--- start Supplied records ---

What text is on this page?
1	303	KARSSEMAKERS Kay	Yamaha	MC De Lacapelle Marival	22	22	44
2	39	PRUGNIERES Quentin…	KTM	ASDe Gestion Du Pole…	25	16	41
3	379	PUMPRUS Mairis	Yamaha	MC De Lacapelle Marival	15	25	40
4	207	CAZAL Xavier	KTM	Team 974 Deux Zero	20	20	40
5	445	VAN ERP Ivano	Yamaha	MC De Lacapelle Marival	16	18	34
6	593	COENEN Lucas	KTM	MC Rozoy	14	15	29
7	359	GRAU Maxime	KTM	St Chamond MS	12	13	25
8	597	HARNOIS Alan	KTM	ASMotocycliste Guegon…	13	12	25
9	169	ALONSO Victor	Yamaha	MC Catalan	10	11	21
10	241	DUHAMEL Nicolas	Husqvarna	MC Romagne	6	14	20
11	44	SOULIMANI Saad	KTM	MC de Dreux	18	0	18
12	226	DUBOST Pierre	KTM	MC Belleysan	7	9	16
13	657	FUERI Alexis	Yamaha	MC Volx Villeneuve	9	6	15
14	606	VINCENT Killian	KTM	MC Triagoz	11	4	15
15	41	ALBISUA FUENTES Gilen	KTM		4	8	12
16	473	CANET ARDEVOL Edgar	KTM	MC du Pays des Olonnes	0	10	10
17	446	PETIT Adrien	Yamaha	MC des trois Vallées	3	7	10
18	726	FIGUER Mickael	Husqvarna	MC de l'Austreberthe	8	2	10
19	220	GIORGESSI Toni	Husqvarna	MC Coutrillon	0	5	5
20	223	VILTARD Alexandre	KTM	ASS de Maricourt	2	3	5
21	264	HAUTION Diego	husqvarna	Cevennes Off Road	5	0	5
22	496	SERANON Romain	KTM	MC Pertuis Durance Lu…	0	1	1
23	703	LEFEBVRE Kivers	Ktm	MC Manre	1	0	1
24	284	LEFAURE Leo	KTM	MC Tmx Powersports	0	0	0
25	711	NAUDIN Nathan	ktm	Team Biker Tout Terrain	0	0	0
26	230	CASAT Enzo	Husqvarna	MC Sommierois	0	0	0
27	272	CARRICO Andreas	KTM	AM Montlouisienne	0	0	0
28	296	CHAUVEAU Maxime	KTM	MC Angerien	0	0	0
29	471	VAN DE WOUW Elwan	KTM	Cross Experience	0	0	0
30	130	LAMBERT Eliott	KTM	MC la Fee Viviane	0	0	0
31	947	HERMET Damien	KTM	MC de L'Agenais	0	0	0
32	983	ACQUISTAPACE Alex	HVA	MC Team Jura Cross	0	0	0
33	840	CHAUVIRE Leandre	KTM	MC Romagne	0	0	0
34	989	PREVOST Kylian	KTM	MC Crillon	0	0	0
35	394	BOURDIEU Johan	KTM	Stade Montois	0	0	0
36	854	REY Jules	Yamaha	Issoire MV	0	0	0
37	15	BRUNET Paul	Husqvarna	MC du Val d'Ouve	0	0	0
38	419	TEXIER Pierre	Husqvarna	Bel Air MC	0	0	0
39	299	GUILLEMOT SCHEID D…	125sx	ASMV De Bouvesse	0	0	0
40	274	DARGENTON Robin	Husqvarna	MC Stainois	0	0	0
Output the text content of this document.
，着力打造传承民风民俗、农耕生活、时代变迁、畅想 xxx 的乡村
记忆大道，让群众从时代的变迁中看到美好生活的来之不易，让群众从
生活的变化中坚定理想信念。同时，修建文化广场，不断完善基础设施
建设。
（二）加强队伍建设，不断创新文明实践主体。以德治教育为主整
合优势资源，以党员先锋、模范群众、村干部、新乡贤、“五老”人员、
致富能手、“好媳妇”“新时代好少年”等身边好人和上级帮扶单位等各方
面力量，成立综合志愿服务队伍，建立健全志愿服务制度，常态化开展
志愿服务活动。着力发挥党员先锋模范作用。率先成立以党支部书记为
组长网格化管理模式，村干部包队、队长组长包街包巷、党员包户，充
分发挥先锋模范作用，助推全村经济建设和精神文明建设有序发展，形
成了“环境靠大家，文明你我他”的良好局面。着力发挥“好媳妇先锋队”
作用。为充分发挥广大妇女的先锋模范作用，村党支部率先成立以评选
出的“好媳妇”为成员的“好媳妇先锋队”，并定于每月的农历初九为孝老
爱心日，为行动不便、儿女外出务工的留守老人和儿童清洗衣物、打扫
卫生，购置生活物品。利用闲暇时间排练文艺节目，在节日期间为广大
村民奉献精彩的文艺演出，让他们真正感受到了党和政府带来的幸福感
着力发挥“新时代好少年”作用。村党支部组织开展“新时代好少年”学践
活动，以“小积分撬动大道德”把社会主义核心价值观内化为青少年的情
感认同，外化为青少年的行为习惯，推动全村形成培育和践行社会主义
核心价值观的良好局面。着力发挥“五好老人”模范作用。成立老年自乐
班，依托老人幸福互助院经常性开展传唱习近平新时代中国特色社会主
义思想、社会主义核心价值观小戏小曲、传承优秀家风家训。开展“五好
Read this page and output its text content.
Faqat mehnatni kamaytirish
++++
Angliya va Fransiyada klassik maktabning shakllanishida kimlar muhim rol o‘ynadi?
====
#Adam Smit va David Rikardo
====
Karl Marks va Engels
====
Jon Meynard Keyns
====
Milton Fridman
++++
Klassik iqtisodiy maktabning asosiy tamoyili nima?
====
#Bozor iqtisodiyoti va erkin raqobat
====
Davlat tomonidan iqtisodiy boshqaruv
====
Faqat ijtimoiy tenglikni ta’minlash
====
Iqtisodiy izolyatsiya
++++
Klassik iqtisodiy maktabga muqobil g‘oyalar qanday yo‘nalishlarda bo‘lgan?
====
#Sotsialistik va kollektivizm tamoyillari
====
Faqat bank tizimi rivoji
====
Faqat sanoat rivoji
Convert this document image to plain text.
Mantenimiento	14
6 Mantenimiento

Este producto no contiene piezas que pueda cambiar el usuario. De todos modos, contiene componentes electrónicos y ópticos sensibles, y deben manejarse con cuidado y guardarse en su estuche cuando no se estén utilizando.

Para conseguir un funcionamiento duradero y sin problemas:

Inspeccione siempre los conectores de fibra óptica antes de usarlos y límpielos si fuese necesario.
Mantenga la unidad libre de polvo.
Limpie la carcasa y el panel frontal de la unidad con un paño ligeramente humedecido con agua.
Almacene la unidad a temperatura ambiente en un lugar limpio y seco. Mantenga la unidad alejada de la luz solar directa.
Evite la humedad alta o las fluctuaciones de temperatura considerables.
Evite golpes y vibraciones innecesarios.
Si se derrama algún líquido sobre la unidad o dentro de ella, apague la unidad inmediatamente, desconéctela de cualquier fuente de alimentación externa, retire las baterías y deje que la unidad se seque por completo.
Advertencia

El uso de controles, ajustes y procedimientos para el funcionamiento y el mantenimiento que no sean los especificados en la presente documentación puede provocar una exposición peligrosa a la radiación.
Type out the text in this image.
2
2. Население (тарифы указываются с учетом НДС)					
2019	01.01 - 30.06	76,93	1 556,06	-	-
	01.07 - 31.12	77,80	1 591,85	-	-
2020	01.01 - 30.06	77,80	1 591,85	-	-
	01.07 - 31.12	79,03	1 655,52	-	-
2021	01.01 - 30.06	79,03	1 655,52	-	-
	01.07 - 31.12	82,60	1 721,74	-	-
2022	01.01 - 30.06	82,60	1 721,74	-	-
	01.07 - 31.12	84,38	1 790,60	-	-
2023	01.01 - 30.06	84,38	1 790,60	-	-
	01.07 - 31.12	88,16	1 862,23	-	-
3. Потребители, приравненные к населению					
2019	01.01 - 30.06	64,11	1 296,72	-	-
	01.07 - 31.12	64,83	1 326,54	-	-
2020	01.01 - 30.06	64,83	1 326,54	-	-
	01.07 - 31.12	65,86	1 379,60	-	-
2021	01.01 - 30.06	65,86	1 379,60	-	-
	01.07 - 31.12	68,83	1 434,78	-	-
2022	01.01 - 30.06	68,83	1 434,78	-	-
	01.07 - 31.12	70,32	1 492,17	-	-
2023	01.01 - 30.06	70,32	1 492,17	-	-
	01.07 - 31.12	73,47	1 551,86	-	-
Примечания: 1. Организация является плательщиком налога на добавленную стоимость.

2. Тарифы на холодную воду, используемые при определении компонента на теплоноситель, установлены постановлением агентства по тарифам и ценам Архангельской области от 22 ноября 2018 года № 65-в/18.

--- end Supplied records ---

**Problem to work on**
Pick out each line containing the string "text" and copy it.

**Full response**
What text is on this page?
Output the text content of this document.
Read this page and output its text content.
Convert this document image to plain text.
Type out the text in this image.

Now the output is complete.